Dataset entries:
----------------

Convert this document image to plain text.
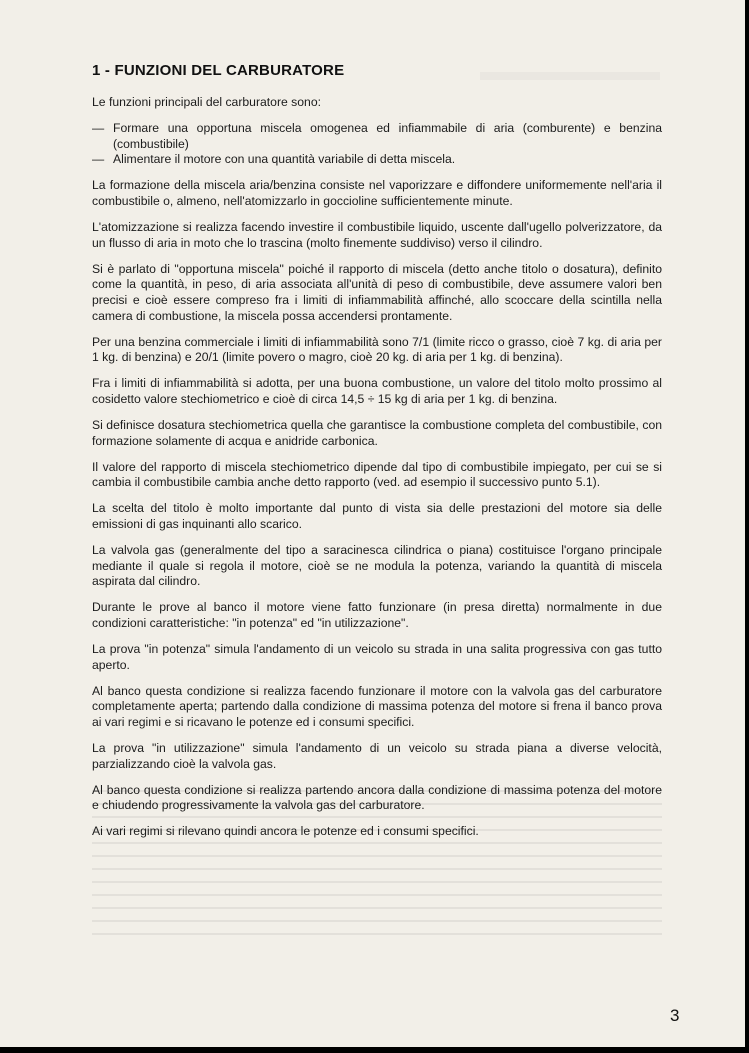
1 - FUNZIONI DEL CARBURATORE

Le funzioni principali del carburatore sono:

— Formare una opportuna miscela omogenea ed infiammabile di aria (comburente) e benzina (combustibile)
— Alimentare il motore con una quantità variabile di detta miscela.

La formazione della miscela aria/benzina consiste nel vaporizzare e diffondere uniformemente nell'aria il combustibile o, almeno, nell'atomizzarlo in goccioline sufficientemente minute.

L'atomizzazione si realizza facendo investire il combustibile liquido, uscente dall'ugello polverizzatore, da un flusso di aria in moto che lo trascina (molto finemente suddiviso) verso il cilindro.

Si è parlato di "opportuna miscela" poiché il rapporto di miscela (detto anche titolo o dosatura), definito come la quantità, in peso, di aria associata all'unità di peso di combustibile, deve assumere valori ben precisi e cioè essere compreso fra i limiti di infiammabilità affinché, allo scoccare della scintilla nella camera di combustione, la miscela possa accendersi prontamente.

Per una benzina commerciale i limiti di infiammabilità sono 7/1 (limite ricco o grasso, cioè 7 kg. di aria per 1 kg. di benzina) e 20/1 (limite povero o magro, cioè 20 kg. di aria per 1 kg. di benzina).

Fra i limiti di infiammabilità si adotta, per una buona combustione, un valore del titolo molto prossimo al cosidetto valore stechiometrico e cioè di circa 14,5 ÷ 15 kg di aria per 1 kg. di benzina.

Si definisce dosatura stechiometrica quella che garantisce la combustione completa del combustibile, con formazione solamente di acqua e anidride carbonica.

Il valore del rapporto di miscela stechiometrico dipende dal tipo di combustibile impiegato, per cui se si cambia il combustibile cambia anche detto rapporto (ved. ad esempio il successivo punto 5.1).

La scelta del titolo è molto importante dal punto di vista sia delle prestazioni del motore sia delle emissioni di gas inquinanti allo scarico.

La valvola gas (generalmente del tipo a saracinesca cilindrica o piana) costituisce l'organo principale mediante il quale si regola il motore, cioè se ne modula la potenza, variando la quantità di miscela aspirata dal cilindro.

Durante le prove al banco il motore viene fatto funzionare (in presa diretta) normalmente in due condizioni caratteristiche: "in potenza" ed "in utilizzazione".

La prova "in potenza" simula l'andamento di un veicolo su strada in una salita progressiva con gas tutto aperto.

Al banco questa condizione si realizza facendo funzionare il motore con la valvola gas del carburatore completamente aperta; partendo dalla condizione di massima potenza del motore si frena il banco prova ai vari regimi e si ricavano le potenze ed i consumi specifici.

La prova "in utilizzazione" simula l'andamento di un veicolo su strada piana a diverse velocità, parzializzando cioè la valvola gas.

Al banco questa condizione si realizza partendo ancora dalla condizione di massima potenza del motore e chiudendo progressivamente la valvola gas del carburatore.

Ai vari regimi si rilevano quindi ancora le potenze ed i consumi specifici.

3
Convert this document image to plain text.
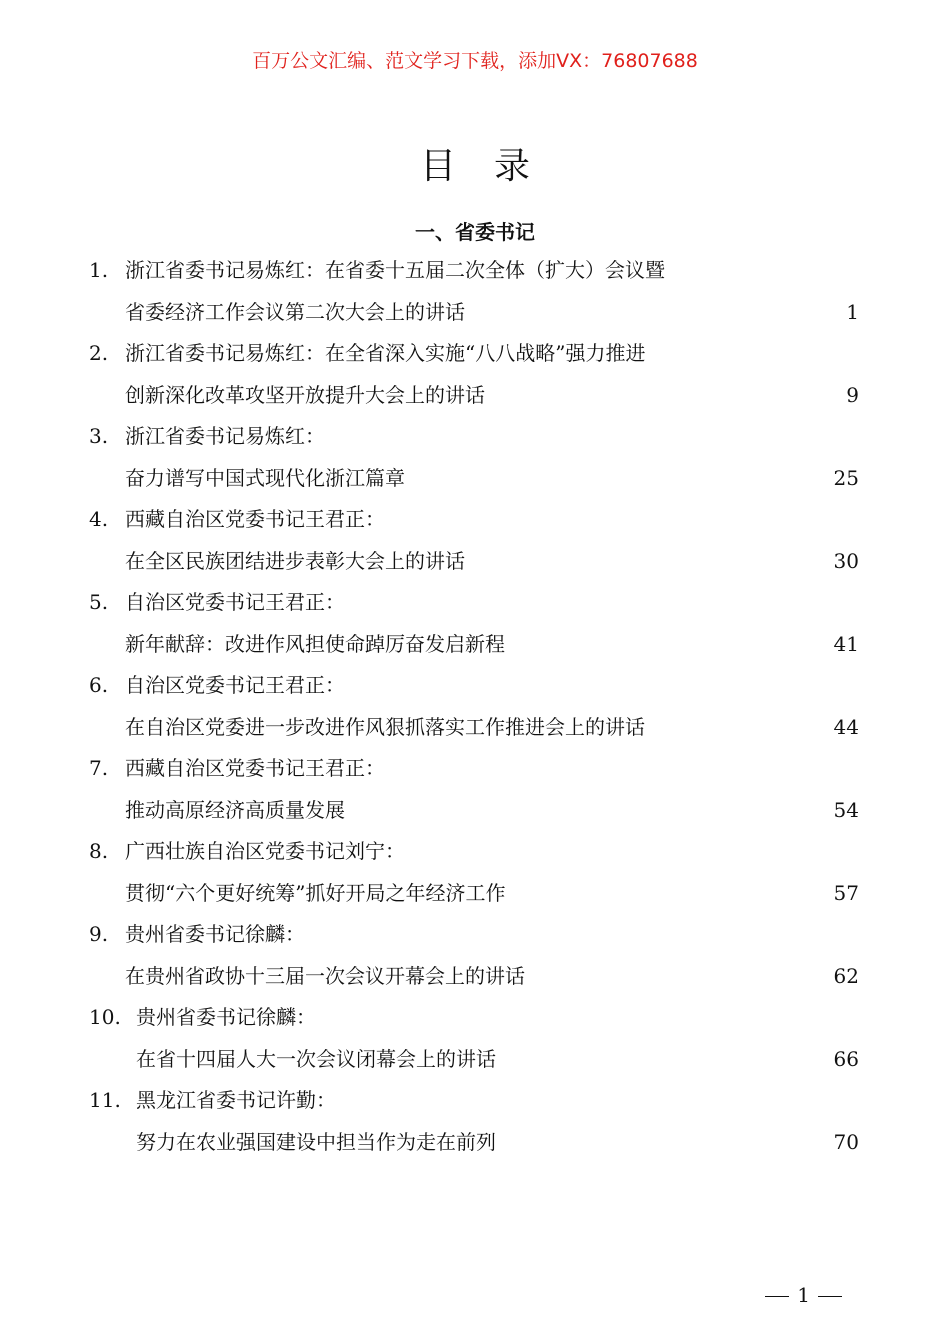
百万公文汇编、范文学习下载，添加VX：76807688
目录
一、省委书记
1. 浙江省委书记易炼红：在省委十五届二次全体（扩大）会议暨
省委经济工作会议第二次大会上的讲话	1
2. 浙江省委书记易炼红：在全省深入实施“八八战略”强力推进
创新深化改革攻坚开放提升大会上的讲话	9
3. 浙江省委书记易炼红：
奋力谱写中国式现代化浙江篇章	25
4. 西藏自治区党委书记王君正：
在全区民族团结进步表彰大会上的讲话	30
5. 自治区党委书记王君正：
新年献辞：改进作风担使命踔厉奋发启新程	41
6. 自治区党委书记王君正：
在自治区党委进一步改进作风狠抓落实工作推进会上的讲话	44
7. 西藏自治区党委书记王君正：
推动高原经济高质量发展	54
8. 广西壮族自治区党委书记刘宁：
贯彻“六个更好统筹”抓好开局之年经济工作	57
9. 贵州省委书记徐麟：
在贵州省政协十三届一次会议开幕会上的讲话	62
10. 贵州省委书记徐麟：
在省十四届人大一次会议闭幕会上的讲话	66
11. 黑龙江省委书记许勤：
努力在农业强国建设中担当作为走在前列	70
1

----------------

> _THE EXERCISE_: Copy every line from the entries that contains the word "dalla".

> _OUTPUT OF THE TASK_:
Al banco questa condizione si realizza facendo funzionare il motore con la valvola gas del carburatore completamente aperta; partendo dalla condizione di massima potenza del motore si frena il banco prova ai vari regimi e si ricavano le potenze ed i consumi specifici.
Al banco questa condizione si realizza partendo ancora dalla condizione di massima potenza del motore e chiudendo progressivamente la valvola gas del carburatore.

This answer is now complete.